Trecho do documento:
-=-=-=-=-

Perdi o relógio de mamãe. Ah! E nem quero
lembrar a perda de três casas excelentes.
A arte de perder não é nenhum mistério.
Perdi duas cidades lindas. Um império
que era meu, dois rios, e mais um continente.
Tenho saudade deles. Mas não é nada sério.
Mesmo perder você (a voz, o ar etéreo, que eu amo)
não muda nada. Pois é evidente
que a arte de perder não chega a ser um mistério
por muito que pareça (escreve) muito sério.

(Tradução de Paulo Henriques Britto
)


Safo de Lesbos

Devido ao conteúdo erótico, sua poesia sofreu censura pelos monges copistas. Restaram apenas fragmentos. Sua vida pessoal é controversa, embora permaneça “uma referência para lésbicas por seu olhar sensual sobre mulheres, em especial no Fragmento 31, em que se imagina em um triângulo amoroso, observando cheia de desejo a mulher que flerta com um homem”. [Sophie Mayer]

E agora, ó companheira bem amada,
querem levar-te para longe do meu peito,
como fazem também às jovens corças.

Adoro, mais que tudo, a flor da juventude.
Meu coração apaixonou-se pelo sol,
meu coração apaixonou-se pela beleza.

Igual aos deuses me parece
quem a teu lado vai sentar-se,
quem saboreia a tua voz
mais as delícias desse riso.

Quem me derrete o coração
e o faz bater sobre os meus lábios.
Assim que vejo esse teu rosto,
quebra-se logo a minha voz,

seca-me a língua entre os dentes,
corre-me um fogo sob a pele,
ficam-me surdos os ouvidos
e os olhos cegos de repente.

Torna-se líquido o meu corpo:
transpiro e tremo ao mesmo tempo.
Vejo-me verde: mais que a erva.
Só por acaso é que não morro.

Mergulha o teu corpo nesta água clara;
veste-lhe a brancura de açafrão e púrpura;
e o bordado brilho que há na tua túnica
aumente a beleza que me é tão cara…

A morte não é um bem.
Os próprios deuses o sabem.
Eles preferiram viver…



Caio Fernando Abreu

Homossexual assumido, chegou a escrever sobre a temática gay. Descreve as relações entre homens como naturais e espontâneas.

“Sôfrego, torno a anexar a mim esse monólogo rebelde, essa aceitação ingênua de quem não sabe que viver é, constantemente, construir, não derrubar. De quem não sabe que esse prolongado construir implica em erros, e saber viver implica em não valorizar esses erros, ou suavizá-los, distorcê-los ou mesmo eliminá-los para que o restante da construção não seja abalado. Basta uma pausa, um pensamento mais prolongado para que tudo caia por terra. Recomeçar é doloroso. Faz-se necessário investigar novas verdades, adequar novos valores econceitos. Não cabe reconstruir duas vezes a mesma vida numa única existência. Por isso me esquivo, deslizo por entre as chamas do pequeno fogo, porque elas queimam. Queimar também destrói.”

Jean Cocteau

Ainda que nunca tenha escondido sua homossexualidade, teve rápidos e intensos relacionamentos com mulheres. Publicou um considerável número de ensaios criticando a homofobia.

-=-=-=-=-

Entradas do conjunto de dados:
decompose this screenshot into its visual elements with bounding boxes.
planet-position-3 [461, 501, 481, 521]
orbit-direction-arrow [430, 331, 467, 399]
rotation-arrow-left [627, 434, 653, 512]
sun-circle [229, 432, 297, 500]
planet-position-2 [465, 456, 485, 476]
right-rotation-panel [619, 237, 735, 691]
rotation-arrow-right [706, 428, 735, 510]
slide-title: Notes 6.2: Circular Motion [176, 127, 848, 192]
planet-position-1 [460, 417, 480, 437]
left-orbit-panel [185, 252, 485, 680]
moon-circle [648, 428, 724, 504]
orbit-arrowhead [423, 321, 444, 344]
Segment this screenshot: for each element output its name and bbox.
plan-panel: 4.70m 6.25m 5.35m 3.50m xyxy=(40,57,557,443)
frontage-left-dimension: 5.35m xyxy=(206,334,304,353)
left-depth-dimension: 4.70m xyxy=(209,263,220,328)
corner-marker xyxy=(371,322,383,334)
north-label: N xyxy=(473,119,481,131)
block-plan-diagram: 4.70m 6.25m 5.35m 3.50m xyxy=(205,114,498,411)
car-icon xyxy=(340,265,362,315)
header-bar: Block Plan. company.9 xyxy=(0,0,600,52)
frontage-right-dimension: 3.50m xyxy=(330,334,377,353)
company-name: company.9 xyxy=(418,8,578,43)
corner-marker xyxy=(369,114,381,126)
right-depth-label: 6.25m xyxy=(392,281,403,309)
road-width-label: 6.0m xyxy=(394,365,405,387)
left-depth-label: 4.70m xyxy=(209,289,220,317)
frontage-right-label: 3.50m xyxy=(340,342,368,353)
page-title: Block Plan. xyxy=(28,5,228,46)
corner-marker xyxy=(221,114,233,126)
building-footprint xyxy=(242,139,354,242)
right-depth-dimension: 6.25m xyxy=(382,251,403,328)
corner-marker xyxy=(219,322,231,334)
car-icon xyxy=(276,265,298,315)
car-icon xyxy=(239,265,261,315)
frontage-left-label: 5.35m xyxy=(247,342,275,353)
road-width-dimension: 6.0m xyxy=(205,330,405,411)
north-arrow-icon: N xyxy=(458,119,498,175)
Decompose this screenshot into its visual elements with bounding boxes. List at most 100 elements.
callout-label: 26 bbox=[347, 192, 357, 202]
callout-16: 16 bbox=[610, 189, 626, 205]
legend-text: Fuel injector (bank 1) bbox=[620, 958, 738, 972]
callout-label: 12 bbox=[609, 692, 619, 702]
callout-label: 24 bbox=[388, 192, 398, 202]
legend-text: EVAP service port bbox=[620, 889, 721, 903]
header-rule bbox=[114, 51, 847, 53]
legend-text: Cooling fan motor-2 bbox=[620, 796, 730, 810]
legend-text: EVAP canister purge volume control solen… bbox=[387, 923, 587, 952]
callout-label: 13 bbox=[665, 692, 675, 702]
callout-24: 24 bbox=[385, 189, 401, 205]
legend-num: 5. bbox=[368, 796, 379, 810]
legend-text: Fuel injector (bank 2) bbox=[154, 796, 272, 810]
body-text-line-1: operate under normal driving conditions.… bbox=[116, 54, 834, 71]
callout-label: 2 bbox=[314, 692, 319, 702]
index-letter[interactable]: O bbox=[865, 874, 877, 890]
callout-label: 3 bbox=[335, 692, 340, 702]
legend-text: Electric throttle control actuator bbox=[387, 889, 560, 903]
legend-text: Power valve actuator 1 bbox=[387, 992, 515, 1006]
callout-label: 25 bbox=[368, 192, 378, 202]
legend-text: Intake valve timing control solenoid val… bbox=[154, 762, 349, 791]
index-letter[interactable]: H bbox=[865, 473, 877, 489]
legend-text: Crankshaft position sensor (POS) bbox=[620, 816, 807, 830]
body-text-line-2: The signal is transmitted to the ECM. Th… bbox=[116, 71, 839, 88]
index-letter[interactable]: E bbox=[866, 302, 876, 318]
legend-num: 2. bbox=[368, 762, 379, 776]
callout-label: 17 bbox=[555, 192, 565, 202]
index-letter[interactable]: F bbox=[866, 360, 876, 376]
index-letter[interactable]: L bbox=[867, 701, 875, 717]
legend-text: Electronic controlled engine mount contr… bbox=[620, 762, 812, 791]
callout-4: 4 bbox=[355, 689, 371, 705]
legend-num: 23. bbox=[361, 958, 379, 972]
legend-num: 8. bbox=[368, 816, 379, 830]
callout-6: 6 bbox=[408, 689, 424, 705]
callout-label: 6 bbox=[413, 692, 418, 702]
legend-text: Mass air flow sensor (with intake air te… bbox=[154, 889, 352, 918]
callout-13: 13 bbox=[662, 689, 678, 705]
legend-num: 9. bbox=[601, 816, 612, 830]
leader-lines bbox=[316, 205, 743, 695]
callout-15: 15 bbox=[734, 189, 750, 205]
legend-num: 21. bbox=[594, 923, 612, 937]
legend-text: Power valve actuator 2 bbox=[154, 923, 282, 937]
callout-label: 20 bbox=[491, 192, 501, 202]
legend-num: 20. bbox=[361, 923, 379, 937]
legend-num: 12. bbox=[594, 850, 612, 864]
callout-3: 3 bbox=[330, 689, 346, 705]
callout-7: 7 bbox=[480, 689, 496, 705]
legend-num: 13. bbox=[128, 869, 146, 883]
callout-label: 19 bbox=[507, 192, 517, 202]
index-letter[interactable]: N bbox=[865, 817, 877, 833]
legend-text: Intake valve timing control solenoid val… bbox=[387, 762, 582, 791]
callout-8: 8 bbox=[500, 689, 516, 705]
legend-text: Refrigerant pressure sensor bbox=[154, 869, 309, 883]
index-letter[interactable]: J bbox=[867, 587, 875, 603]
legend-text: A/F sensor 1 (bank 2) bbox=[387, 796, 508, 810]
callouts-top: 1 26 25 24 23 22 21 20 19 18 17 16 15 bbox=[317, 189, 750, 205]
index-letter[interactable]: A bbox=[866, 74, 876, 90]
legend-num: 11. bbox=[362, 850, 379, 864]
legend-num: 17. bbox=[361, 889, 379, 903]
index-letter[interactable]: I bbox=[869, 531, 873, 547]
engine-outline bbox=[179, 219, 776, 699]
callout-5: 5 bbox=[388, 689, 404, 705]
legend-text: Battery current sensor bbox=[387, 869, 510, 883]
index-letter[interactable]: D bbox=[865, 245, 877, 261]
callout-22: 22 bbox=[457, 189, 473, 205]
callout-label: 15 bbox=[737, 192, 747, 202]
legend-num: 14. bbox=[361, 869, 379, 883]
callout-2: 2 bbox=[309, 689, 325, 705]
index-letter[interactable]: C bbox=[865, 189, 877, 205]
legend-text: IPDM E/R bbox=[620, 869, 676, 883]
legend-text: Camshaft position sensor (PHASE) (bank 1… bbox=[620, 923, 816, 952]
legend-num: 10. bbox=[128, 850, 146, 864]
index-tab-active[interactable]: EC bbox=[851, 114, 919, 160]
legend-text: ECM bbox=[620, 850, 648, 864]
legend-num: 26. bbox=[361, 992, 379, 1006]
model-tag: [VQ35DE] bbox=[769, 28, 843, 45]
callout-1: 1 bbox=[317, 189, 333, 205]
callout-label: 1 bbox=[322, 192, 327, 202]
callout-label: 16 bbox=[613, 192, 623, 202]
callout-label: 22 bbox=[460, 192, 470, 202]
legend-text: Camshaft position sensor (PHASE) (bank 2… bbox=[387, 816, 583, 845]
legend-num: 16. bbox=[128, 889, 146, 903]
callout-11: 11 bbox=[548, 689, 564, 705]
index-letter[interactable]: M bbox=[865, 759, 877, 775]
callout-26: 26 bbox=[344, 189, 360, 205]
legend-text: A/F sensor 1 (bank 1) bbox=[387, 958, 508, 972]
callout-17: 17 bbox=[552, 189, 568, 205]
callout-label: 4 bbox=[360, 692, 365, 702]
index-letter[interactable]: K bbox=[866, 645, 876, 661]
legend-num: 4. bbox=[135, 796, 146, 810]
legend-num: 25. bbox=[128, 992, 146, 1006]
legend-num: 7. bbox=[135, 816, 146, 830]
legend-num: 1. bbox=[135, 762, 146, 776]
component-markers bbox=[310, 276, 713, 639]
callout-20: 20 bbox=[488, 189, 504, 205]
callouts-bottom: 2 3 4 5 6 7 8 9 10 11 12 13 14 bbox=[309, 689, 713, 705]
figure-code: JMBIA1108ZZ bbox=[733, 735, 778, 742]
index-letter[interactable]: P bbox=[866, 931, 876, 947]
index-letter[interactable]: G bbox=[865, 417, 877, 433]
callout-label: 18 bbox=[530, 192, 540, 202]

-=-=-=-=-

O que fazer:
A – Resuma em tópicos o parágrafo do trecho que começa com "Devido ao conteúdo erótico", preservando os fatos principais.
B – No trecho, modifique a passagem iniciada em "Igual aos deuses" e concluída em "cegos de repente.", substituindo "voz" por "fala".

Respostas escritas:
A –
- Por causa do conteúdo erótico, a poesia de Safo de Lesbos foi censurada pelos monges copistas, e dela restaram apenas fragmentos.
- Sua vida pessoal é controversa.
- Segundo Sophie Mayer, ela continua sendo uma referência para lésbicas pelo olhar sensual sobre mulheres. Isso aparece sobretudo no Fragmento 31, em que ela se imagina em um triângulo amoroso, desejando a mulher que flerta com um homem.

B –
Igual aos deuses me parece
quem a teu lado vai sentar-se,
quem saboreia a tua fala
mais as delícias desse riso.

Quem me derrete o coração
e o faz bater sobre os meus lábios.
Assim que vejo esse teu rosto,
quebra-se logo a minha fala,

seca-me a língua entre os dentes,
corre-me um fogo sob a pele,
ficam-me surdos os ouvidos
e os olhos cegos de repente.